[Stored data]
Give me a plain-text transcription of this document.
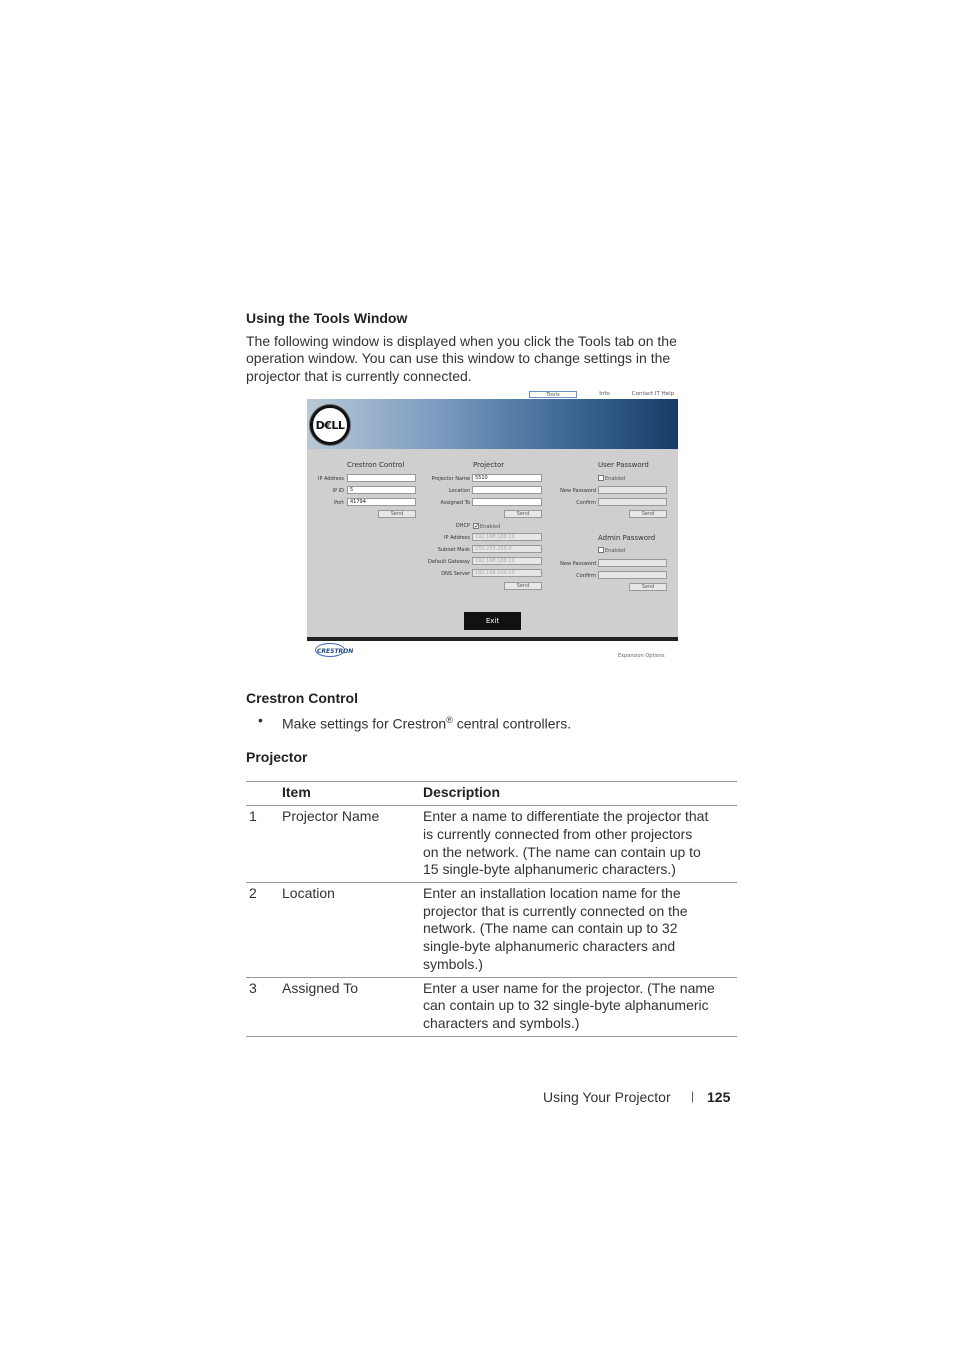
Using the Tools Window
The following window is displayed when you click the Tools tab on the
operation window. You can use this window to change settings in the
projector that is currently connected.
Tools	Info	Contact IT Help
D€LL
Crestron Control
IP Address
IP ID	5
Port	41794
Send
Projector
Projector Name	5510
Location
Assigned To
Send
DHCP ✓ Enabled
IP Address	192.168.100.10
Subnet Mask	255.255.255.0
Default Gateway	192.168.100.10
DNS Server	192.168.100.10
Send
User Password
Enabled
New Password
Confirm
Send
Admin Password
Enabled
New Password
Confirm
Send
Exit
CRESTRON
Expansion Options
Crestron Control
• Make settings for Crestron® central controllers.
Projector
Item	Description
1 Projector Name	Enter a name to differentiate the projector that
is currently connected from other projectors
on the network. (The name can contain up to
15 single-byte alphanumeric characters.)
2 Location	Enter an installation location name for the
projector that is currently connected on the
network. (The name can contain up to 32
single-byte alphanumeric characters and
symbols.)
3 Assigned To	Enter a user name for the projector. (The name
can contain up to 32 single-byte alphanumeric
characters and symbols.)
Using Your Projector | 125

SHORT EXERCISE: Transcribe each line above verbatim, with the pictures left out.

FULL RESPONSE:
Give me a plain-text transcription of this document.
Using the Tools Window
The following window is displayed when you click the Tools tab on the
operation window. You can use this window to change settings in the
projector that is currently connected.
Tools	Info	Contact IT Help
D€LL
Crestron Control
IP Address
IP ID	5
Port	41794
Send
Projector
Projector Name	5510
Location
Assigned To
Send
DHCP ✓ Enabled
IP Address	192.168.100.10
Subnet Mask	255.255.255.0
Default Gateway	192.168.100.10
DNS Server	192.168.100.10
Send
User Password
Enabled
New Password
Confirm
Send
Admin Password
Enabled
New Password
Confirm
Send
Exit
CRESTRON
Expansion Options
Crestron Control
• Make settings for Crestron® central controllers.
Projector
Item	Description
1 Projector Name	Enter a name to differentiate the projector that
is currently connected from other projectors
on the network. (The name can contain up to
15 single-byte alphanumeric characters.)
2 Location	Enter an installation location name for the
projector that is currently connected on the
network. (The name can contain up to 32
single-byte alphanumeric characters and
symbols.)
3 Assigned To	Enter a user name for the projector. (The name
can contain up to 32 single-byte alphanumeric
characters and symbols.)
Using Your Projector | 125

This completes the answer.